(Source records)
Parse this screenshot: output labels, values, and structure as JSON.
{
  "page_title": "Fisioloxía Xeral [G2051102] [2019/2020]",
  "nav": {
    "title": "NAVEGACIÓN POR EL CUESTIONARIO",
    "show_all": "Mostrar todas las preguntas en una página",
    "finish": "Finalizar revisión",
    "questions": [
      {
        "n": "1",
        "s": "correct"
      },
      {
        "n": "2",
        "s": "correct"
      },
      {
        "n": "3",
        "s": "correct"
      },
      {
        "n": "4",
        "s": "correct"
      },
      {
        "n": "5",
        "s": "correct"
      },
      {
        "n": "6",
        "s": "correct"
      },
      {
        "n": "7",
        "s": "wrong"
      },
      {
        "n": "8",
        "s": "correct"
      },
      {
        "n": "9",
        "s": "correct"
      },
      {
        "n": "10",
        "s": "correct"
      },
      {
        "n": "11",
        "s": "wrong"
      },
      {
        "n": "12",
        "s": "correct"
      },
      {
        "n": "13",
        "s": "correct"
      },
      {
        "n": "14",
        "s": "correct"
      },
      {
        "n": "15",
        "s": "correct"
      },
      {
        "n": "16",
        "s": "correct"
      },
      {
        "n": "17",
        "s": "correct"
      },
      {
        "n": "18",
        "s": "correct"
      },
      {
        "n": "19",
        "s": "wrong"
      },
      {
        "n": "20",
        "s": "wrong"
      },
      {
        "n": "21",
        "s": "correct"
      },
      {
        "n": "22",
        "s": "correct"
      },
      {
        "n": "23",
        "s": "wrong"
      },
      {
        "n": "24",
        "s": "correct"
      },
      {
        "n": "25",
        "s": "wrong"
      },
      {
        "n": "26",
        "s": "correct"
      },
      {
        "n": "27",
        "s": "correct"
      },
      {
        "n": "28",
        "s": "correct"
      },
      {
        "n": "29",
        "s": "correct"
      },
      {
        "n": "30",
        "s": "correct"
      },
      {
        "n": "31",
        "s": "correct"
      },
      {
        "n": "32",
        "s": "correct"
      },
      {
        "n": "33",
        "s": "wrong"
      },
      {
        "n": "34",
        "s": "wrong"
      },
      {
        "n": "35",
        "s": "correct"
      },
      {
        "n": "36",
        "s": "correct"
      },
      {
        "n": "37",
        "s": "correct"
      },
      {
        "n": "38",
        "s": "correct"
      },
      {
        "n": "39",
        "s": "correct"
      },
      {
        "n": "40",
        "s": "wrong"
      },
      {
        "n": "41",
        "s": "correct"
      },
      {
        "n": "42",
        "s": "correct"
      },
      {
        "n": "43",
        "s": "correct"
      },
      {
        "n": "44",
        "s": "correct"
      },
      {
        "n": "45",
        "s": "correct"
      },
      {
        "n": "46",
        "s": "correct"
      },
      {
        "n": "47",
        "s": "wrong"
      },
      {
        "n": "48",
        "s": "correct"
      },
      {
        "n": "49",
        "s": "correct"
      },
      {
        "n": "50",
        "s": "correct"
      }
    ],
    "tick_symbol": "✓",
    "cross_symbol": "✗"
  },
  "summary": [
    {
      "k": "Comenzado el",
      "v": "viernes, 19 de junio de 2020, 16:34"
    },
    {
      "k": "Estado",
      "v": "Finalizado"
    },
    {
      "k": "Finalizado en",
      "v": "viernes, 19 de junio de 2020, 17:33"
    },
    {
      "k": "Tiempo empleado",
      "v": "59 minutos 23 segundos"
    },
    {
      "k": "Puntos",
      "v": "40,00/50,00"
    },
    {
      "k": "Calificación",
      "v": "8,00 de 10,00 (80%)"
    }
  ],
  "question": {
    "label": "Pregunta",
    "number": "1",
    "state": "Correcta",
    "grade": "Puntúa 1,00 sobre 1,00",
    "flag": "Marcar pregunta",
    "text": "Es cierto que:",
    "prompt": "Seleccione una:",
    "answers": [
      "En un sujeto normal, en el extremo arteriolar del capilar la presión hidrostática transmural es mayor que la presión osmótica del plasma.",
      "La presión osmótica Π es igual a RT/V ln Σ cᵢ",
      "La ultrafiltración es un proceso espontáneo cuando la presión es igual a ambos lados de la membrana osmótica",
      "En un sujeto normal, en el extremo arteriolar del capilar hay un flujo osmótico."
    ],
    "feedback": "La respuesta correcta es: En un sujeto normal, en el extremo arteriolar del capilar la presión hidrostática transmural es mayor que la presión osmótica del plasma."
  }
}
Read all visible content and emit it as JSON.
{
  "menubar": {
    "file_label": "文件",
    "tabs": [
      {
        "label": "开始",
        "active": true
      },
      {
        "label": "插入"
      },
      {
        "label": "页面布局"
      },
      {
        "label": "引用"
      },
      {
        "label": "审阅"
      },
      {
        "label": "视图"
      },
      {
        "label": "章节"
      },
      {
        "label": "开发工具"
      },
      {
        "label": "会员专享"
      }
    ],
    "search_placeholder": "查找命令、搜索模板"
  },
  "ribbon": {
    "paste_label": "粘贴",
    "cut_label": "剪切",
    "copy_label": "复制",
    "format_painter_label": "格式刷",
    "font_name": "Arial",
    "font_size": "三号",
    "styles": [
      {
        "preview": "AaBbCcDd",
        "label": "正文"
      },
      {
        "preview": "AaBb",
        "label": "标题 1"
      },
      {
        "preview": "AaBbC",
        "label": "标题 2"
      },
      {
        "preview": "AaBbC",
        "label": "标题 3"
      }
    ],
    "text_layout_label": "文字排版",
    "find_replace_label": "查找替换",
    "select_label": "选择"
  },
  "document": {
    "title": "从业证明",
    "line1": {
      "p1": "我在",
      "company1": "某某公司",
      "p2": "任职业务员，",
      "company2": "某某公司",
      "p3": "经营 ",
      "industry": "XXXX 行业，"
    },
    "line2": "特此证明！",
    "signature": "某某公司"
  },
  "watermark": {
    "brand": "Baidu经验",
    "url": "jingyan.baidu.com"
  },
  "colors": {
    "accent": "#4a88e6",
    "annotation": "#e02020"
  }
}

(Short problem) Count the lines in which the string "preview" appears, then report only that figure.

(Output for this exercise) 4